Stored rows:

§ §

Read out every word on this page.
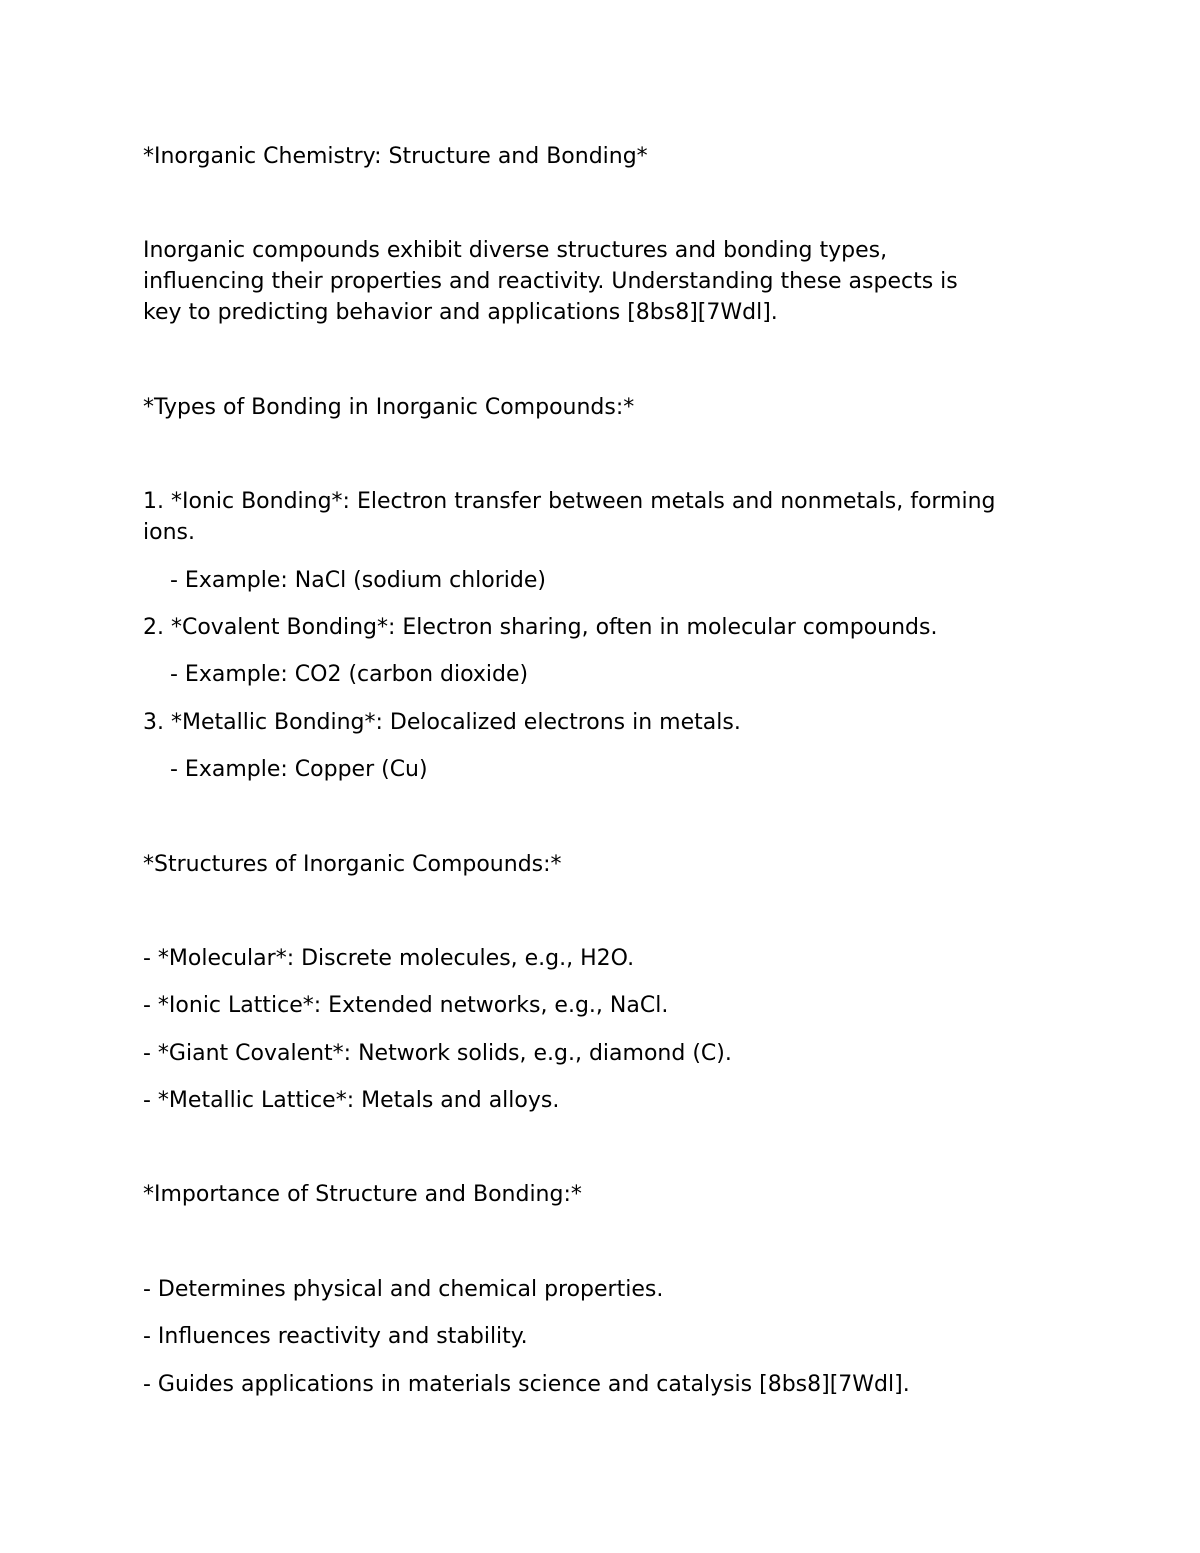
*Inorganic Chemistry: Structure and Bonding*
Inorganic compounds exhibit diverse structures and bonding types,
influencing their properties and reactivity. Understanding these aspects is
key to predicting behavior and applications [8bs8][7Wdl].
*Types of Bonding in Inorganic Compounds:*
1. *Ionic Bonding*: Electron transfer between metals and nonmetals, forming
ions.
- Example: NaCl (sodium chloride)
2. *Covalent Bonding*: Electron sharing, often in molecular compounds.
- Example: CO2 (carbon dioxide)
3. *Metallic Bonding*: Delocalized electrons in metals.
- Example: Copper (Cu)
*Structures of Inorganic Compounds:*
- *Molecular*: Discrete molecules, e.g., H2O.
- *Ionic Lattice*: Extended networks, e.g., NaCl.
- *Giant Covalent*: Network solids, e.g., diamond (C).
- *Metallic Lattice*: Metals and alloys.
*Importance of Structure and Bonding:*
- Determines physical and chemical properties.
- Influences reactivity and stability.
- Guides applications in materials science and catalysis [8bs8][7Wdl].
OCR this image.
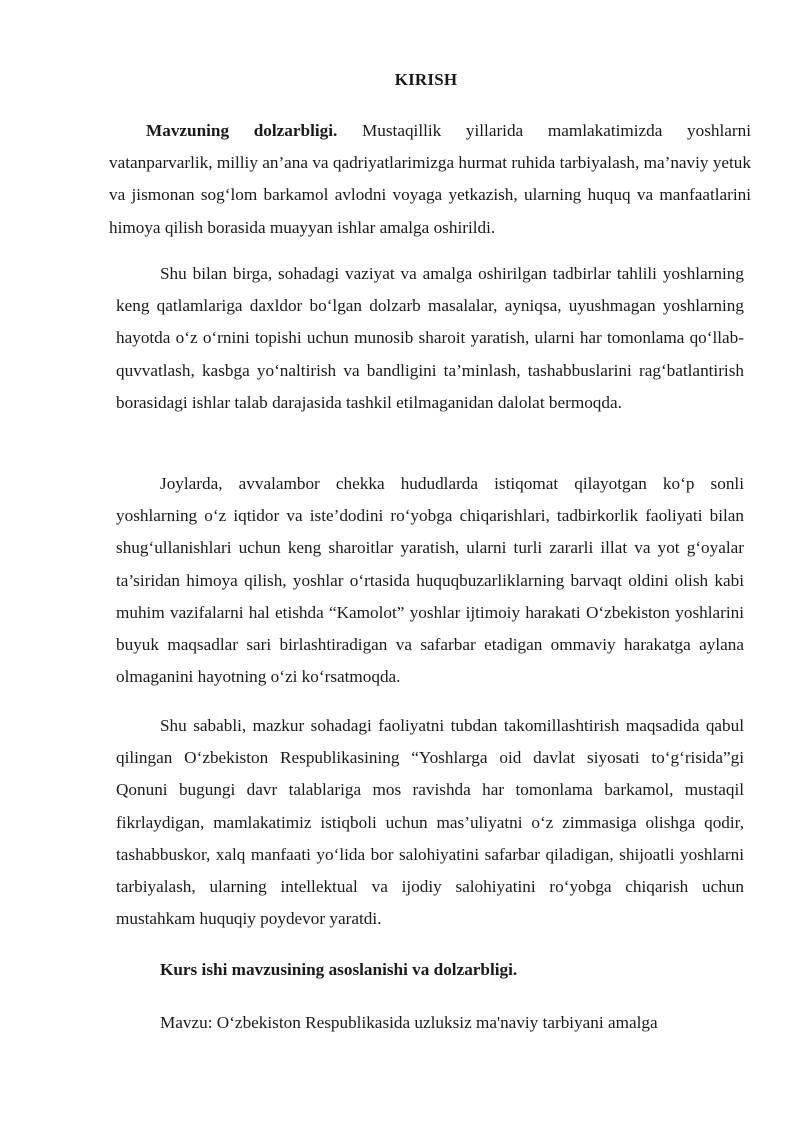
KIRISH

Mavzuning dolzarbligi. Mustaqillik yillarida mamlakatimizda yoshlarni vatanparvarlik, milliy an’ana va qadriyatlarimizga hurmat ruhida tarbiyalash, ma’naviy yetuk va jismonan sog‘lom barkamol avlodni voyaga yetkazish, ularning huquq va manfaatlarini himoya qilish borasida muayyan ishlar amalga oshirildi.

Shu bilan birga, sohadagi vaziyat va amalga oshirilgan tadbirlar tahlili yoshlarning keng qatlamlariga daxldor bo‘lgan dolzarb masalalar, ayniqsa, uyushmagan yoshlarning hayotda o‘z o‘rnini topishi uchun munosib sharoit yaratish, ularni har tomonlama qo‘llab-quvvatlash, kasbga yo‘naltirish va bandligini ta’minlash, tashabbuslarini rag‘batlantirish borasidagi ishlar talab darajasida tashkil etilmaganidan dalolat bermoqda.

Joylarda, avvalambor chekka hududlarda istiqomat qilayotgan ko‘p sonli yoshlarning o‘z iqtidor va iste’dodini ro‘yobga chiqarishlari, tadbirkorlik faoliyati bilan shug‘ullanishlari uchun keng sharoitlar yaratish, ularni turli zararli illat va yot g‘oyalar ta’siridan himoya qilish, yoshlar o‘rtasida huquqbuzarliklarning barvaqt oldini olish kabi muhim vazifalarni hal etishda “Kamolot” yoshlar ijtimoiy harakati O‘zbekiston yoshlarini buyuk maqsadlar sari birlashtiradigan va safarbar etadigan ommaviy harakatga aylana olmaganini hayotning o‘zi ko‘rsatmoqda.

Shu sababli, mazkur sohadagi faoliyatni tubdan takomillashtirish maqsadida qabul qilingan O‘zbekiston Respublikasining “Yoshlarga oid davlat siyosati to‘g‘risida”gi Qonuni bugungi davr talablariga mos ravishda har tomonlama barkamol, mustaqil fikrlaydigan, mamlakatimiz istiqboli uchun mas’uliyatni o‘z zimmasiga olishga qodir, tashabbuskor, xalq manfaati yo‘lida bor salohiyatini safarbar qiladigan, shijoatli yoshlarni tarbiyalash, ularning intellektual va ijodiy salohiyatini ro‘yobga chiqarish uchun mustahkam huquqiy poydevor yaratdi.

Kurs ishi mavzusining asoslanishi va dolzarbligi.

Mavzu: O‘zbekiston Respublikasida uzluksiz ma'naviy tarbiyani amalga
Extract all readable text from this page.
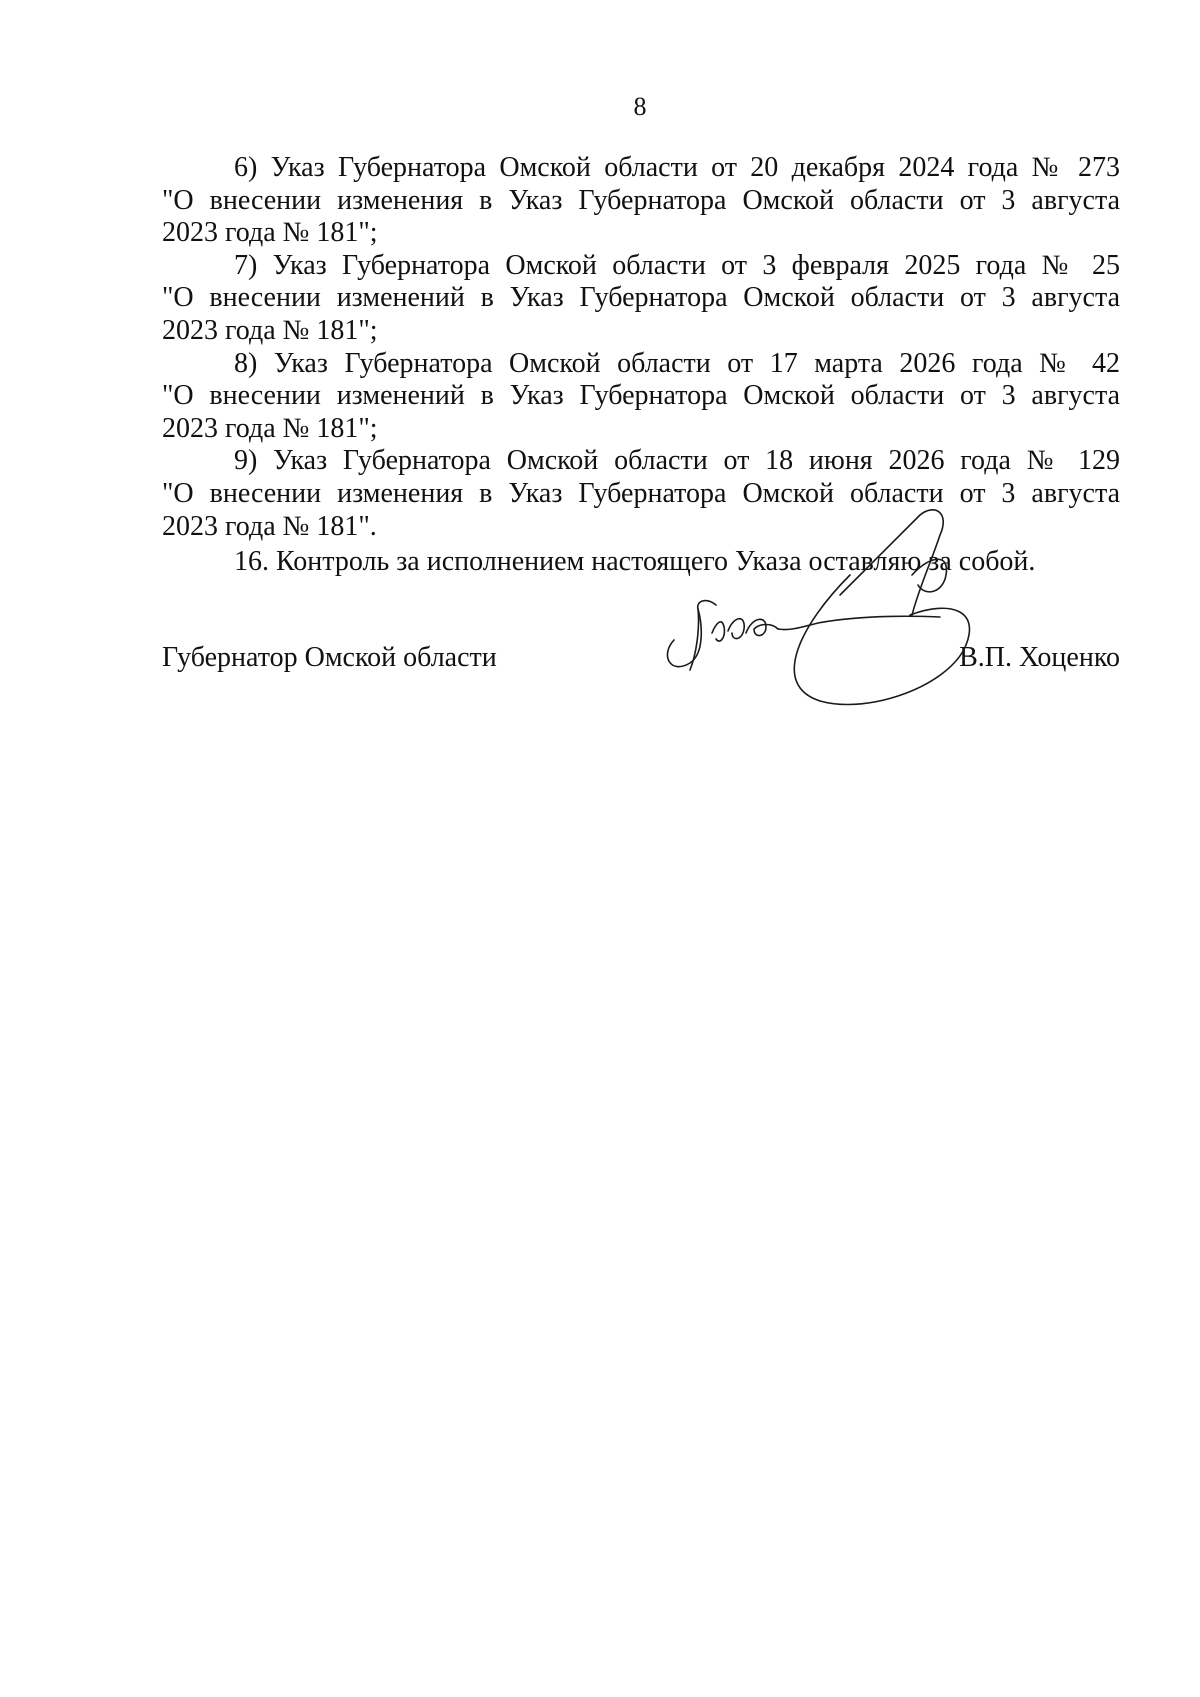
8

6) Указ Губернатора Омской области от 20 декабря 2024 года № 273
"О внесении изменения в Указ Губернатора Омской области от 3 августа
2023 года № 181";

7) Указ Губернатора Омской области от 3 февраля 2025 года № 25
"О внесении изменений в Указ Губернатора Омской области от 3 августа
2023 года № 181";

8) Указ Губернатора Омской области от 17 марта 2026 года № 42
"О внесении изменений в Указ Губернатора Омской области от 3 августа
2023 года № 181";

9) Указ Губернатора Омской области от 18 июня 2026 года № 129
"О внесении изменения в Указ Губернатора Омской области от 3 августа
2023 года № 181".

16. Контроль за исполнением настоящего Указа оставляю за собой.

Губернатор Омской области	В.П. Хоценко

§ §

Using the records above, copy each line that contains "Lattice".

- *Ionic Lattice*: Extended networks, e.g., NaCl.
- *Metallic Lattice*: Metals and alloys.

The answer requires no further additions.